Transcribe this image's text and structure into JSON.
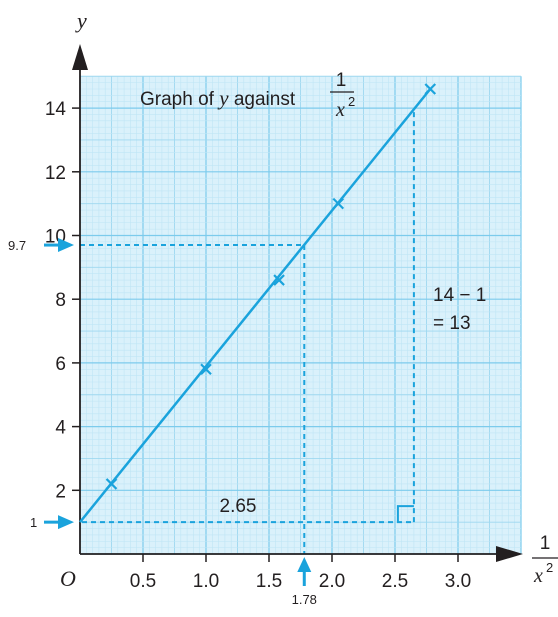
{
  "chart_data": {
    "type": "line",
    "title_prefix": "Graph of",
    "title_var": "y",
    "title_mid": "against",
    "title_frac_num": "1",
    "title_frac_den_var": "x",
    "title_frac_den_exp": "2",
    "xlabel_num": "1",
    "xlabel_den_var": "x",
    "xlabel_den_exp": "2",
    "ylabel": "y",
    "origin_label": "O",
    "xlim": [
      0,
      3.5
    ],
    "ylim": [
      0,
      15
    ],
    "grid": true,
    "x_ticks": [
      0.5,
      1.0,
      1.5,
      2.0,
      2.5,
      3.0
    ],
    "x_tick_labels": [
      "0.5",
      "1.0",
      "1.5",
      "2.0",
      "2.5",
      "3.0"
    ],
    "y_ticks": [
      2,
      4,
      6,
      8,
      10,
      12,
      14
    ],
    "y_tick_labels": [
      "2",
      "4",
      "6",
      "8",
      "10",
      "12",
      "14"
    ],
    "points": [
      {
        "x": 0.25,
        "y": 2.2
      },
      {
        "x": 1.0,
        "y": 5.8
      },
      {
        "x": 1.58,
        "y": 8.6
      },
      {
        "x": 2.05,
        "y": 11.0
      },
      {
        "x": 2.78,
        "y": 14.6
      }
    ],
    "best_fit_line": {
      "x": [
        0,
        2.78
      ],
      "y": [
        1,
        14.6
      ]
    },
    "reading_lines": [
      {
        "value_y": 9.7,
        "label_y": "9.7",
        "value_x": 1.78,
        "label_x": "1.78"
      }
    ],
    "intercept": {
      "y": 1,
      "label": "1"
    },
    "gradient_triangle": {
      "x0": 0,
      "x1": 2.65,
      "y0": 1,
      "y1": 14,
      "run_label": "2.65",
      "rise_label_line1": "14 − 1",
      "rise_label_line2": "= 13"
    },
    "colors": {
      "grid_minor": "#bfe5f5",
      "grid_major": "#7ccbec",
      "line": "#1aa3dc",
      "axis": "#231f20",
      "background": "#daf1fb"
    }
  }
}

__Work instructions__:
Copy each line in full and exactly, omitting any picture.

__Output for this exercise__:
Transcribe this image's text and structure into JSON.
{
  "chart_data": {
    "type": "line",
    "title_prefix": "Graph of",
    "title_var": "y",
    "title_mid": "against",
    "title_frac_num": "1",
    "title_frac_den_var": "x",
    "title_frac_den_exp": "2",
    "xlabel_num": "1",
    "xlabel_den_var": "x",
    "xlabel_den_exp": "2",
    "ylabel": "y",
    "origin_label": "O",
    "xlim": [
      0,
      3.5
    ],
    "ylim": [
      0,
      15
    ],
    "grid": true,
    "x_ticks": [
      0.5,
      1.0,
      1.5,
      2.0,
      2.5,
      3.0
    ],
    "x_tick_labels": [
      "0.5",
      "1.0",
      "1.5",
      "2.0",
      "2.5",
      "3.0"
    ],
    "y_ticks": [
      2,
      4,
      6,
      8,
      10,
      12,
      14
    ],
    "y_tick_labels": [
      "2",
      "4",
      "6",
      "8",
      "10",
      "12",
      "14"
    ],
    "points": [
      {
        "x": 0.25,
        "y": 2.2
      },
      {
        "x": 1.0,
        "y": 5.8
      },
      {
        "x": 1.58,
        "y": 8.6
      },
      {
        "x": 2.05,
        "y": 11.0
      },
      {
        "x": 2.78,
        "y": 14.6
      }
    ],
    "best_fit_line": {
      "x": [
        0,
        2.78
      ],
      "y": [
        1,
        14.6
      ]
    },
    "reading_lines": [
      {
        "value_y": 9.7,
        "label_y": "9.7",
        "value_x": 1.78,
        "label_x": "1.78"
      }
    ],
    "intercept": {
      "y": 1,
      "label": "1"
    },
    "gradient_triangle": {
      "x0": 0,
      "x1": 2.65,
      "y0": 1,
      "y1": 14,
      "run_label": "2.65",
      "rise_label_line1": "14 − 1",
      "rise_label_line2": "= 13"
    },
    "colors": {
      "grid_minor": "#bfe5f5",
      "grid_major": "#7ccbec",
      "line": "#1aa3dc",
      "axis": "#231f20",
      "background": "#daf1fb"
    }
  }
}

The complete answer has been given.